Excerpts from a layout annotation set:
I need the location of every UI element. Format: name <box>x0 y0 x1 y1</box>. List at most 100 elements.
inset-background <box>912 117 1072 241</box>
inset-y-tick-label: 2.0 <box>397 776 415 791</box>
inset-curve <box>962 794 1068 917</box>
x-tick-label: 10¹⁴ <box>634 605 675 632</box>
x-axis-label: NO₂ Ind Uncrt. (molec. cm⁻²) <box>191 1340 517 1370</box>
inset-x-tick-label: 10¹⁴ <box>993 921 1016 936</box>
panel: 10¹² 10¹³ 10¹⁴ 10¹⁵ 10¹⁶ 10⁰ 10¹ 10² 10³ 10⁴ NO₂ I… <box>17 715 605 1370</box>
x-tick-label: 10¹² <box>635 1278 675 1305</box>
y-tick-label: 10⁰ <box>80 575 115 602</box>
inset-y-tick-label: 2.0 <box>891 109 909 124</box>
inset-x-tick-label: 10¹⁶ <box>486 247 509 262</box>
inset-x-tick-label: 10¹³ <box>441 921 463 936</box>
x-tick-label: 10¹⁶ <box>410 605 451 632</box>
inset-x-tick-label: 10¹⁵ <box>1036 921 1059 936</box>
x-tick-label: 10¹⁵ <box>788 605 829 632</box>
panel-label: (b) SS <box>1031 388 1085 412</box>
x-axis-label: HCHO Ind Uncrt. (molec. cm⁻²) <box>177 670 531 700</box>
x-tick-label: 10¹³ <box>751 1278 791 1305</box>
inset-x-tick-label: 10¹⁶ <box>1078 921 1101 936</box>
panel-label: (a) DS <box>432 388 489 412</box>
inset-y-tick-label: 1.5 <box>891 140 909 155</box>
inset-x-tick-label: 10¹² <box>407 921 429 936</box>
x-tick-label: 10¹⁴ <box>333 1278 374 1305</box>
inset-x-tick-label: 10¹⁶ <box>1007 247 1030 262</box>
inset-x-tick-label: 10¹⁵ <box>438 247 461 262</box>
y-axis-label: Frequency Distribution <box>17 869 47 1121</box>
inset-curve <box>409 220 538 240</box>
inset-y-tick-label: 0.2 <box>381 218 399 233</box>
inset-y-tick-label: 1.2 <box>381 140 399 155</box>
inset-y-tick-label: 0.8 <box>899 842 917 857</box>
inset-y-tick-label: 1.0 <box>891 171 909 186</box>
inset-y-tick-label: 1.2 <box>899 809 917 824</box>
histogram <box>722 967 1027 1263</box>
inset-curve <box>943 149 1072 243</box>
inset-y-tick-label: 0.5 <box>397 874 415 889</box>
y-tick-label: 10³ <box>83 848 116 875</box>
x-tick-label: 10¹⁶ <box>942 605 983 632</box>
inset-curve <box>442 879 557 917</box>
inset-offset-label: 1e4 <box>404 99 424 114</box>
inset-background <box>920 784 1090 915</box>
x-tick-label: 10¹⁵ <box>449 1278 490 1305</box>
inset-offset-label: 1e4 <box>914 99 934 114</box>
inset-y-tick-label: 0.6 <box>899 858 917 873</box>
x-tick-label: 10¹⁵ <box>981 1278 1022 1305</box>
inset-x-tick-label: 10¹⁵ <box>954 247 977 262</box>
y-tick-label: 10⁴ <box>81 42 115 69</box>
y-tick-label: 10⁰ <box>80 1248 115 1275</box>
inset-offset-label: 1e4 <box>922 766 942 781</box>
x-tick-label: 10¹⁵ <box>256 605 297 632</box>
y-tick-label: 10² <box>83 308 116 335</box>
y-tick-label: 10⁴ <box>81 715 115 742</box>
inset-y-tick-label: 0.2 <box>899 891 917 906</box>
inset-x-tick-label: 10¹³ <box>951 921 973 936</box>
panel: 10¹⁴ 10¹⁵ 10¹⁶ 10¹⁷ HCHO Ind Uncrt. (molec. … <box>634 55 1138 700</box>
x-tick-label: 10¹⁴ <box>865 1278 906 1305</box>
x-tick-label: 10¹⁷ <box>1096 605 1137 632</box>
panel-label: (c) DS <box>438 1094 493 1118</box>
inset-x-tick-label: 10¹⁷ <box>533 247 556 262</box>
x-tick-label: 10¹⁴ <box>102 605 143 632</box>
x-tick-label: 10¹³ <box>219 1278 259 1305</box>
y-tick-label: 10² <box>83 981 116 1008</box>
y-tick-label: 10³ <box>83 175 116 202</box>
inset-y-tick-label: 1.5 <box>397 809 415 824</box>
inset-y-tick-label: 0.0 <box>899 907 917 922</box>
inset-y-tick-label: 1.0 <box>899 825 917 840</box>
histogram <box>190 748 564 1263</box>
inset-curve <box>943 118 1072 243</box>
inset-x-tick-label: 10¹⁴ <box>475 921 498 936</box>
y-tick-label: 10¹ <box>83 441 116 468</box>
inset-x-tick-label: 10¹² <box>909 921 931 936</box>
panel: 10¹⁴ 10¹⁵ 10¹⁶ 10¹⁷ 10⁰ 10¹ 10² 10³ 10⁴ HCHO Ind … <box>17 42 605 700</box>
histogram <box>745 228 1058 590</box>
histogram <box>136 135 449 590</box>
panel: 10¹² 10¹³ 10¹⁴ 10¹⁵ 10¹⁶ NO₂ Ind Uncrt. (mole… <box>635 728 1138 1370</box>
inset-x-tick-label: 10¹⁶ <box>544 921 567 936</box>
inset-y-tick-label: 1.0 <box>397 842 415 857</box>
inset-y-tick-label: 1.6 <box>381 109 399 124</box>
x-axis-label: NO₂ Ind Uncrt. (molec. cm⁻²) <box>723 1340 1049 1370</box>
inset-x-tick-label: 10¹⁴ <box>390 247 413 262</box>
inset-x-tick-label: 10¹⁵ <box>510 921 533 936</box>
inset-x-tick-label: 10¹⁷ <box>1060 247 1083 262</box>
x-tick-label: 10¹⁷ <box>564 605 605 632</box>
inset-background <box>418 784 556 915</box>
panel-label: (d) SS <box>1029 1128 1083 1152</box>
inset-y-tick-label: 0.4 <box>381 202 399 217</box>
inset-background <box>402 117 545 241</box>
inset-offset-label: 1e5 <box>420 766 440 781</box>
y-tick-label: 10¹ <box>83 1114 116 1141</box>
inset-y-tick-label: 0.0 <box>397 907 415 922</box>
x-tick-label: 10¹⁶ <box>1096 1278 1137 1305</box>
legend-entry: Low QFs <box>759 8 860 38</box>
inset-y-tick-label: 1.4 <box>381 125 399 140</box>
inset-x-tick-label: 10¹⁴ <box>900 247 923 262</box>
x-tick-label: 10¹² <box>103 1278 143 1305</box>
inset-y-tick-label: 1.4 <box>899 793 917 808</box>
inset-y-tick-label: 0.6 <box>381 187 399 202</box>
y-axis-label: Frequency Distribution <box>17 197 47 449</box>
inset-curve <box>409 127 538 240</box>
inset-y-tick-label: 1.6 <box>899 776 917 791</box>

• **Task**
Copy all of the lines above character for character, keeping their original order.

• **Reply**
I need the location of every UI element. Format: name <box>x0 y0 x1 y1</box>. List at most 100 elements.
inset-background <box>912 117 1072 241</box>
inset-y-tick-label: 2.0 <box>397 776 415 791</box>
inset-curve <box>962 794 1068 917</box>
x-tick-label: 10¹⁴ <box>634 605 675 632</box>
x-axis-label: NO₂ Ind Uncrt. (molec. cm⁻²) <box>191 1340 517 1370</box>
inset-x-tick-label: 10¹⁴ <box>993 921 1016 936</box>
panel: 10¹² 10¹³ 10¹⁴ 10¹⁵ 10¹⁶ 10⁰ 10¹ 10² 10³ 10⁴ NO₂ I… <box>17 715 605 1370</box>
x-tick-label: 10¹² <box>635 1278 675 1305</box>
y-tick-label: 10⁰ <box>80 575 115 602</box>
inset-y-tick-label: 2.0 <box>891 109 909 124</box>
inset-x-tick-label: 10¹⁶ <box>486 247 509 262</box>
inset-x-tick-label: 10¹³ <box>441 921 463 936</box>
x-tick-label: 10¹⁶ <box>410 605 451 632</box>
inset-x-tick-label: 10¹⁵ <box>1036 921 1059 936</box>
x-tick-label: 10¹⁵ <box>788 605 829 632</box>
panel-label: (b) SS <box>1031 388 1085 412</box>
x-axis-label: HCHO Ind Uncrt. (molec. cm⁻²) <box>177 670 531 700</box>
x-tick-label: 10¹³ <box>751 1278 791 1305</box>
inset-x-tick-label: 10¹⁶ <box>1078 921 1101 936</box>
panel-label: (a) DS <box>432 388 489 412</box>
inset-y-tick-label: 1.5 <box>891 140 909 155</box>
inset-x-tick-label: 10¹² <box>407 921 429 936</box>
x-tick-label: 10¹⁴ <box>333 1278 374 1305</box>
inset-x-tick-label: 10¹⁶ <box>1007 247 1030 262</box>
inset-x-tick-label: 10¹⁵ <box>438 247 461 262</box>
y-axis-label: Frequency Distribution <box>17 869 47 1121</box>
inset-curve <box>409 220 538 240</box>
inset-y-tick-label: 0.2 <box>381 218 399 233</box>
inset-y-tick-label: 1.2 <box>381 140 399 155</box>
inset-y-tick-label: 0.8 <box>899 842 917 857</box>
inset-y-tick-label: 1.0 <box>891 171 909 186</box>
inset-y-tick-label: 1.2 <box>899 809 917 824</box>
histogram <box>722 967 1027 1263</box>
inset-curve <box>943 149 1072 243</box>
inset-y-tick-label: 0.5 <box>397 874 415 889</box>
y-tick-label: 10³ <box>83 848 116 875</box>
x-tick-label: 10¹⁶ <box>942 605 983 632</box>
inset-curve <box>442 879 557 917</box>
inset-offset-label: 1e4 <box>404 99 424 114</box>
inset-background <box>920 784 1090 915</box>
x-tick-label: 10¹⁵ <box>449 1278 490 1305</box>
inset-offset-label: 1e4 <box>914 99 934 114</box>
inset-y-tick-label: 0.6 <box>899 858 917 873</box>
x-tick-label: 10¹⁵ <box>981 1278 1022 1305</box>
inset-x-tick-label: 10¹⁵ <box>954 247 977 262</box>
y-tick-label: 10⁴ <box>81 42 115 69</box>
y-tick-label: 10⁰ <box>80 1248 115 1275</box>
inset-offset-label: 1e4 <box>922 766 942 781</box>
x-tick-label: 10¹⁵ <box>256 605 297 632</box>
y-tick-label: 10² <box>83 308 116 335</box>
y-tick-label: 10⁴ <box>81 715 115 742</box>
inset-y-tick-label: 0.2 <box>899 891 917 906</box>
inset-x-tick-label: 10¹³ <box>951 921 973 936</box>
panel: 10¹⁴ 10¹⁵ 10¹⁶ 10¹⁷ HCHO Ind Uncrt. (molec. … <box>634 55 1138 700</box>
x-tick-label: 10¹⁴ <box>865 1278 906 1305</box>
x-tick-label: 10¹⁷ <box>1096 605 1137 632</box>
panel-label: (c) DS <box>438 1094 493 1118</box>
inset-x-tick-label: 10¹⁷ <box>533 247 556 262</box>
x-tick-label: 10¹⁴ <box>102 605 143 632</box>
x-tick-label: 10¹³ <box>219 1278 259 1305</box>
y-tick-label: 10² <box>83 981 116 1008</box>
y-tick-label: 10³ <box>83 175 116 202</box>
inset-y-tick-label: 1.5 <box>397 809 415 824</box>
inset-y-tick-label: 0.0 <box>899 907 917 922</box>
inset-y-tick-label: 1.0 <box>899 825 917 840</box>
histogram <box>190 748 564 1263</box>
inset-curve <box>943 118 1072 243</box>
inset-x-tick-label: 10¹⁴ <box>475 921 498 936</box>
y-tick-label: 10¹ <box>83 441 116 468</box>
inset-x-tick-label: 10¹² <box>909 921 931 936</box>
panel: 10¹⁴ 10¹⁵ 10¹⁶ 10¹⁷ 10⁰ 10¹ 10² 10³ 10⁴ HCHO Ind … <box>17 42 605 700</box>
histogram <box>745 228 1058 590</box>
histogram <box>136 135 449 590</box>
panel: 10¹² 10¹³ 10¹⁴ 10¹⁵ 10¹⁶ NO₂ Ind Uncrt. (mole… <box>635 728 1138 1370</box>
inset-x-tick-label: 10¹⁶ <box>544 921 567 936</box>
inset-y-tick-label: 1.0 <box>397 842 415 857</box>
inset-y-tick-label: 1.6 <box>381 109 399 124</box>
x-axis-label: NO₂ Ind Uncrt. (molec. cm⁻²) <box>723 1340 1049 1370</box>
inset-x-tick-label: 10¹⁴ <box>390 247 413 262</box>
inset-x-tick-label: 10¹⁵ <box>510 921 533 936</box>
inset-x-tick-label: 10¹⁷ <box>1060 247 1083 262</box>
x-tick-label: 10¹⁷ <box>564 605 605 632</box>
inset-background <box>418 784 556 915</box>
panel-label: (d) SS <box>1029 1128 1083 1152</box>
inset-y-tick-label: 0.4 <box>381 202 399 217</box>
inset-background <box>402 117 545 241</box>
inset-offset-label: 1e5 <box>420 766 440 781</box>
y-tick-label: 10¹ <box>83 1114 116 1141</box>
inset-y-tick-label: 0.0 <box>397 907 415 922</box>
x-tick-label: 10¹⁶ <box>1096 1278 1137 1305</box>
legend-entry: Low QFs <box>759 8 860 38</box>
inset-y-tick-label: 1.4 <box>381 125 399 140</box>
inset-x-tick-label: 10¹⁴ <box>900 247 923 262</box>
x-tick-label: 10¹² <box>103 1278 143 1305</box>
inset-y-tick-label: 1.4 <box>899 793 917 808</box>
inset-y-tick-label: 0.6 <box>381 187 399 202</box>
y-axis-label: Frequency Distribution <box>17 197 47 449</box>
inset-curve <box>409 127 538 240</box>
inset-y-tick-label: 1.6 <box>899 776 917 791</box>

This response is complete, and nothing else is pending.